* **Task directions**
Pick out the lines below that include the string "Activation".

* **Task input**
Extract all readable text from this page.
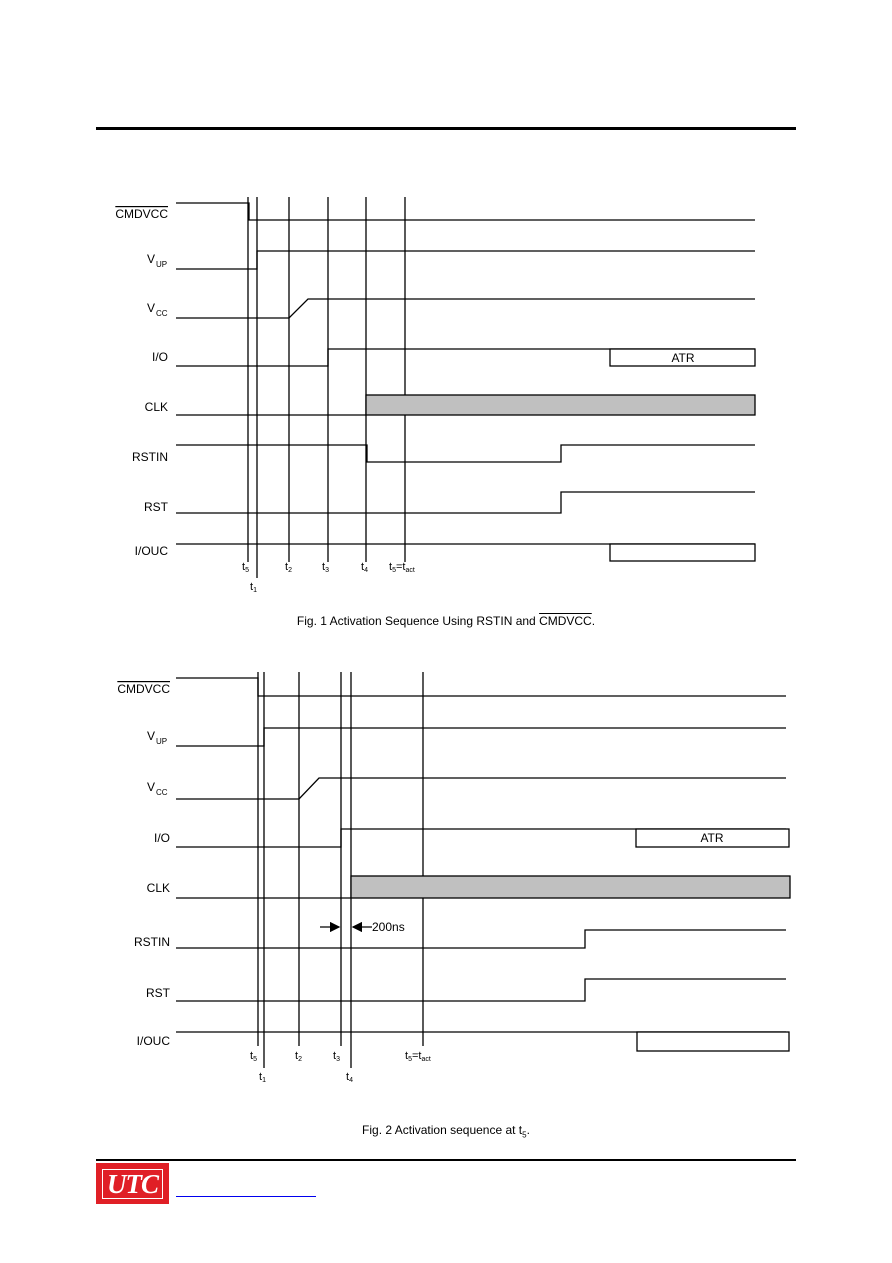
CMDVCC
V UP
V CC
I/O
CLK
RSTIN
RST
I/OUC
ATR
t5	t2	t3	t4 t5=tact
t1
Fig. 1 Activation Sequence Using RSTIN and CMDVCC.
CMDVCC
V UP
V CC
I/O
CLK
RSTIN
RST
I/OUC
ATR
200ns
t5	t2	t3	t5=tact
t1	t4
Fig. 2 Activation sequence at $t_5$.
UTC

* **Solution below**
Fig. 1 Activation Sequence Using RSTIN and CMDVCC.
Fig. 2 Activation sequence at $t_5$.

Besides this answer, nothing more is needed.